#### [Exercise requirements]
Write the records out again, precisely as they stand.

>>>>>

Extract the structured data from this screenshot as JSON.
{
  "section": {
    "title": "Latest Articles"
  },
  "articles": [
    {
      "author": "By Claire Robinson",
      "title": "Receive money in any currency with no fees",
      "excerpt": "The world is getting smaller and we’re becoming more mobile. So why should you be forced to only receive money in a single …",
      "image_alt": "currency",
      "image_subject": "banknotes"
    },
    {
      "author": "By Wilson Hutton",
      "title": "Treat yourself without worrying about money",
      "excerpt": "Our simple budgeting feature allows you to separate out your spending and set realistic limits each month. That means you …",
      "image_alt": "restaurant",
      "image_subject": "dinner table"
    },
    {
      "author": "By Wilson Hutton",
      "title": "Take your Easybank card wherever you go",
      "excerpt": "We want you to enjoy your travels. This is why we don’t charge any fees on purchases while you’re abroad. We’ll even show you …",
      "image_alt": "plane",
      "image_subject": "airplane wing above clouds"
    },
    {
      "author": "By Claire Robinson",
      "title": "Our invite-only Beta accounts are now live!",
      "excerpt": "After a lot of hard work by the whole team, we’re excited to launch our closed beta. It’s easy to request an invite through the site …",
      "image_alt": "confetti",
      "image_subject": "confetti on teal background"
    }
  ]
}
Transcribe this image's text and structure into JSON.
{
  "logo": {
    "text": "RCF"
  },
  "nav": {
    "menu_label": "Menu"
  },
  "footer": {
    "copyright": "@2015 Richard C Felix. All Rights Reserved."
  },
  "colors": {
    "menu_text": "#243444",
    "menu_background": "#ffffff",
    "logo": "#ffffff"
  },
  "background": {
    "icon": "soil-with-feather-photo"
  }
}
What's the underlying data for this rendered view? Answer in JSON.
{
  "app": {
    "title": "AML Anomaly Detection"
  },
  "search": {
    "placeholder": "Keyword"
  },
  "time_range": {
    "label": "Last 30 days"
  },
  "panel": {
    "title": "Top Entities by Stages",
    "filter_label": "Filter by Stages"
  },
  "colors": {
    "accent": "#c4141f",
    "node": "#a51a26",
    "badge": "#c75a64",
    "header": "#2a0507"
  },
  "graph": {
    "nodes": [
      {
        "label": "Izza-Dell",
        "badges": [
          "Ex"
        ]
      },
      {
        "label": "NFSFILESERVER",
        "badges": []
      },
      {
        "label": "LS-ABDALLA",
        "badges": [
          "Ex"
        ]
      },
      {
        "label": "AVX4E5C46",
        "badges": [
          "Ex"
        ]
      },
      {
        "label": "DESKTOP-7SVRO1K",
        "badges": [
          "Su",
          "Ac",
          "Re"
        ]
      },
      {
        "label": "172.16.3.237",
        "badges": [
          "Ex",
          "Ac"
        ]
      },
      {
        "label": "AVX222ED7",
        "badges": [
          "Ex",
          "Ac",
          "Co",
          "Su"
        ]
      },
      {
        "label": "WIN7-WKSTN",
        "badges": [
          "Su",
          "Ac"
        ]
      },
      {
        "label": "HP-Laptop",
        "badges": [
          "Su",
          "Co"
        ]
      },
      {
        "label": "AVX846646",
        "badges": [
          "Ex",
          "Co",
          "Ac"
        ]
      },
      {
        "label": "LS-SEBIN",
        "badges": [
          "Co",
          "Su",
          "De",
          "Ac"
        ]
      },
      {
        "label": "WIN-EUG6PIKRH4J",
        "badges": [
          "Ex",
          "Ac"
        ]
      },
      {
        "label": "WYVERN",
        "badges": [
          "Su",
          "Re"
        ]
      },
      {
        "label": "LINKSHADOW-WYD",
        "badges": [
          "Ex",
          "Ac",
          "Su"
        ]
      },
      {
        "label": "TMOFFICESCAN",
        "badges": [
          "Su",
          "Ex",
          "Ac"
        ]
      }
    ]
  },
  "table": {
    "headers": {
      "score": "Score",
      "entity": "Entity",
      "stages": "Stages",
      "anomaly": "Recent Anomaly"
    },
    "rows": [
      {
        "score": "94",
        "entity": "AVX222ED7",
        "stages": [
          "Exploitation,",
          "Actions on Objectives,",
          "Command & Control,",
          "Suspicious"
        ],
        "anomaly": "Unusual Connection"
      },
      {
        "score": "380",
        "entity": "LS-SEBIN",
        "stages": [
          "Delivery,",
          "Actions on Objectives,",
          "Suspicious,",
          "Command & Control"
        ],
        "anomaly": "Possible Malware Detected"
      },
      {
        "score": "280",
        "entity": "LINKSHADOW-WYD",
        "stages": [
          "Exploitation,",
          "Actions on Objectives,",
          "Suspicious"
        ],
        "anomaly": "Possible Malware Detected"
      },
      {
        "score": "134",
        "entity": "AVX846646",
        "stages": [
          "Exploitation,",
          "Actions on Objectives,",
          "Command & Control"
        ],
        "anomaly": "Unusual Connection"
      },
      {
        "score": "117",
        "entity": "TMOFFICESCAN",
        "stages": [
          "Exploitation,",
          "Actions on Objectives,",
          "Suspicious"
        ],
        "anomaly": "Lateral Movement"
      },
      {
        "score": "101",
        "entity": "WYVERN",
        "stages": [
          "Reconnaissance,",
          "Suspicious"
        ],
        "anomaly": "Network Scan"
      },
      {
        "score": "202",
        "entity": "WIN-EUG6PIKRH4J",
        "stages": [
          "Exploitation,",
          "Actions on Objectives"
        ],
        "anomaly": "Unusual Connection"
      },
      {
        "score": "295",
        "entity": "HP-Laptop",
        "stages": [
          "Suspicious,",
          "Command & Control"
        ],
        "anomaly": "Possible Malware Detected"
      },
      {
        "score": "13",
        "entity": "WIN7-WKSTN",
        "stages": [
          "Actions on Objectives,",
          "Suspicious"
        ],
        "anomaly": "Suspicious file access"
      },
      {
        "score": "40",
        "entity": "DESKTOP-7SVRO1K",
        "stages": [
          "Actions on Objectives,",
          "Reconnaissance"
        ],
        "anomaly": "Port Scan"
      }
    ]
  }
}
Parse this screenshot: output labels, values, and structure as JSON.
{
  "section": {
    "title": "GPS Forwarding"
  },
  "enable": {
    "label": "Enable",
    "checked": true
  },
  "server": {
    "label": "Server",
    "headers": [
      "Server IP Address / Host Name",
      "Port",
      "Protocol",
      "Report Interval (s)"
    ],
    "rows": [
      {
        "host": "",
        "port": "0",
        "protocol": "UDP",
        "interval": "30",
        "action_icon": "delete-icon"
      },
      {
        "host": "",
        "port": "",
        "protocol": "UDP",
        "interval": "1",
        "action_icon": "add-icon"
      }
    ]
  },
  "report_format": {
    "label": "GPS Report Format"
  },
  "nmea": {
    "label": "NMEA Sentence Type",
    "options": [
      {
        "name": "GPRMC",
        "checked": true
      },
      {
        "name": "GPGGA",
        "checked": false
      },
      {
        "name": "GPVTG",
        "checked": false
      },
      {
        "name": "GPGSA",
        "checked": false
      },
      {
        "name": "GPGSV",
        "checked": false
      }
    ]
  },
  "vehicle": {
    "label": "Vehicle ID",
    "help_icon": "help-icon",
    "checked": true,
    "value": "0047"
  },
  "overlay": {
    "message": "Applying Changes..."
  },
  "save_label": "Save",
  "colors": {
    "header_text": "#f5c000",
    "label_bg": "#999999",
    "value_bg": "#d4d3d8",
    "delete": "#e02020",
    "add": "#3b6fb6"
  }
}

<<<<<

#### [Task result]
Extract the structured data from this screenshot as JSON.
{
  "section": {
    "title": "Latest Articles"
  },
  "articles": [
    {
      "author": "By Claire Robinson",
      "title": "Receive money in any currency with no fees",
      "excerpt": "The world is getting smaller and we’re becoming more mobile. So why should you be forced to only receive money in a single …",
      "image_alt": "currency",
      "image_subject": "banknotes"
    },
    {
      "author": "By Wilson Hutton",
      "title": "Treat yourself without worrying about money",
      "excerpt": "Our simple budgeting feature allows you to separate out your spending and set realistic limits each month. That means you …",
      "image_alt": "restaurant",
      "image_subject": "dinner table"
    },
    {
      "author": "By Wilson Hutton",
      "title": "Take your Easybank card wherever you go",
      "excerpt": "We want you to enjoy your travels. This is why we don’t charge any fees on purchases while you’re abroad. We’ll even show you …",
      "image_alt": "plane",
      "image_subject": "airplane wing above clouds"
    },
    {
      "author": "By Claire Robinson",
      "title": "Our invite-only Beta accounts are now live!",
      "excerpt": "After a lot of hard work by the whole team, we’re excited to launch our closed beta. It’s easy to request an invite through the site …",
      "image_alt": "confetti",
      "image_subject": "confetti on teal background"
    }
  ]
}
Transcribe this image's text and structure into JSON.
{
  "logo": {
    "text": "RCF"
  },
  "nav": {
    "menu_label": "Menu"
  },
  "footer": {
    "copyright": "@2015 Richard C Felix. All Rights Reserved."
  },
  "colors": {
    "menu_text": "#243444",
    "menu_background": "#ffffff",
    "logo": "#ffffff"
  },
  "background": {
    "icon": "soil-with-feather-photo"
  }
}
What's the underlying data for this rendered view? Answer in JSON.
{
  "app": {
    "title": "AML Anomaly Detection"
  },
  "search": {
    "placeholder": "Keyword"
  },
  "time_range": {
    "label": "Last 30 days"
  },
  "panel": {
    "title": "Top Entities by Stages",
    "filter_label": "Filter by Stages"
  },
  "colors": {
    "accent": "#c4141f",
    "node": "#a51a26",
    "badge": "#c75a64",
    "header": "#2a0507"
  },
  "graph": {
    "nodes": [
      {
        "label": "Izza-Dell",
        "badges": [
          "Ex"
        ]
      },
      {
        "label": "NFSFILESERVER",
        "badges": []
      },
      {
        "label": "LS-ABDALLA",
        "badges": [
          "Ex"
        ]
      },
      {
        "label": "AVX4E5C46",
        "badges": [
          "Ex"
        ]
      },
      {
        "label": "DESKTOP-7SVRO1K",
        "badges": [
          "Su",
          "Ac",
          "Re"
        ]
      },
      {
        "label": "172.16.3.237",
        "badges": [
          "Ex",
          "Ac"
        ]
      },
      {
        "label": "AVX222ED7",
        "badges": [
          "Ex",
          "Ac",
          "Co",
          "Su"
        ]
      },
      {
        "label": "WIN7-WKSTN",
        "badges": [
          "Su",
          "Ac"
        ]
      },
      {
        "label": "HP-Laptop",
        "badges": [
          "Su",
          "Co"
        ]
      },
      {
        "label": "AVX846646",
        "badges": [
          "Ex",
          "Co",
          "Ac"
        ]
      },
      {
        "label": "LS-SEBIN",
        "badges": [
          "Co",
          "Su",
          "De",
          "Ac"
        ]
      },
      {
        "label": "WIN-EUG6PIKRH4J",
        "badges": [
          "Ex",
          "Ac"
        ]
      },
      {
        "label": "WYVERN",
        "badges": [
          "Su",
          "Re"
        ]
      },
      {
        "label": "LINKSHADOW-WYD",
        "badges": [
          "Ex",
          "Ac",
          "Su"
        ]
      },
      {
        "label": "TMOFFICESCAN",
        "badges": [
          "Su",
          "Ex",
          "Ac"
        ]
      }
    ]
  },
  "table": {
    "headers": {
      "score": "Score",
      "entity": "Entity",
      "stages": "Stages",
      "anomaly": "Recent Anomaly"
    },
    "rows": [
      {
        "score": "94",
        "entity": "AVX222ED7",
        "stages": [
          "Exploitation,",
          "Actions on Objectives,",
          "Command & Control,",
          "Suspicious"
        ],
        "anomaly": "Unusual Connection"
      },
      {
        "score": "380",
        "entity": "LS-SEBIN",
        "stages": [
          "Delivery,",
          "Actions on Objectives,",
          "Suspicious,",
          "Command & Control"
        ],
        "anomaly": "Possible Malware Detected"
      },
      {
        "score": "280",
        "entity": "LINKSHADOW-WYD",
        "stages": [
          "Exploitation,",
          "Actions on Objectives,",
          "Suspicious"
        ],
        "anomaly": "Possible Malware Detected"
      },
      {
        "score": "134",
        "entity": "AVX846646",
        "stages": [
          "Exploitation,",
          "Actions on Objectives,",
          "Command & Control"
        ],
        "anomaly": "Unusual Connection"
      },
      {
        "score": "117",
        "entity": "TMOFFICESCAN",
        "stages": [
          "Exploitation,",
          "Actions on Objectives,",
          "Suspicious"
        ],
        "anomaly": "Lateral Movement"
      },
      {
        "score": "101",
        "entity": "WYVERN",
        "stages": [
          "Reconnaissance,",
          "Suspicious"
        ],
        "anomaly": "Network Scan"
      },
      {
        "score": "202",
        "entity": "WIN-EUG6PIKRH4J",
        "stages": [
          "Exploitation,",
          "Actions on Objectives"
        ],
        "anomaly": "Unusual Connection"
      },
      {
        "score": "295",
        "entity": "HP-Laptop",
        "stages": [
          "Suspicious,",
          "Command & Control"
        ],
        "anomaly": "Possible Malware Detected"
      },
      {
        "score": "13",
        "entity": "WIN7-WKSTN",
        "stages": [
          "Actions on Objectives,",
          "Suspicious"
        ],
        "anomaly": "Suspicious file access"
      },
      {
        "score": "40",
        "entity": "DESKTOP-7SVRO1K",
        "stages": [
          "Actions on Objectives,",
          "Reconnaissance"
        ],
        "anomaly": "Port Scan"
      }
    ]
  }
}
Parse this screenshot: output labels, values, and structure as JSON.
{
  "section": {
    "title": "GPS Forwarding"
  },
  "enable": {
    "label": "Enable",
    "checked": true
  },
  "server": {
    "label": "Server",
    "headers": [
      "Server IP Address / Host Name",
      "Port",
      "Protocol",
      "Report Interval (s)"
    ],
    "rows": [
      {
        "host": "",
        "port": "0",
        "protocol": "UDP",
        "interval": "30",
        "action_icon": "delete-icon"
      },
      {
        "host": "",
        "port": "",
        "protocol": "UDP",
        "interval": "1",
        "action_icon": "add-icon"
      }
    ]
  },
  "report_format": {
    "label": "GPS Report Format"
  },
  "nmea": {
    "label": "NMEA Sentence Type",
    "options": [
      {
        "name": "GPRMC",
        "checked": true
      },
      {
        "name": "GPGGA",
        "checked": false
      },
      {
        "name": "GPVTG",
        "checked": false
      },
      {
        "name": "GPGSA",
        "checked": false
      },
      {
        "name": "GPGSV",
        "checked": false
      }
    ]
  },
  "vehicle": {
    "label": "Vehicle ID",
    "help_icon": "help-icon",
    "checked": true,
    "value": "0047"
  },
  "overlay": {
    "message": "Applying Changes..."
  },
  "save_label": "Save",
  "colors": {
    "header_text": "#f5c000",
    "label_bg": "#999999",
    "value_bg": "#d4d3d8",
    "delete": "#e02020",
    "add": "#3b6fb6"
  }
}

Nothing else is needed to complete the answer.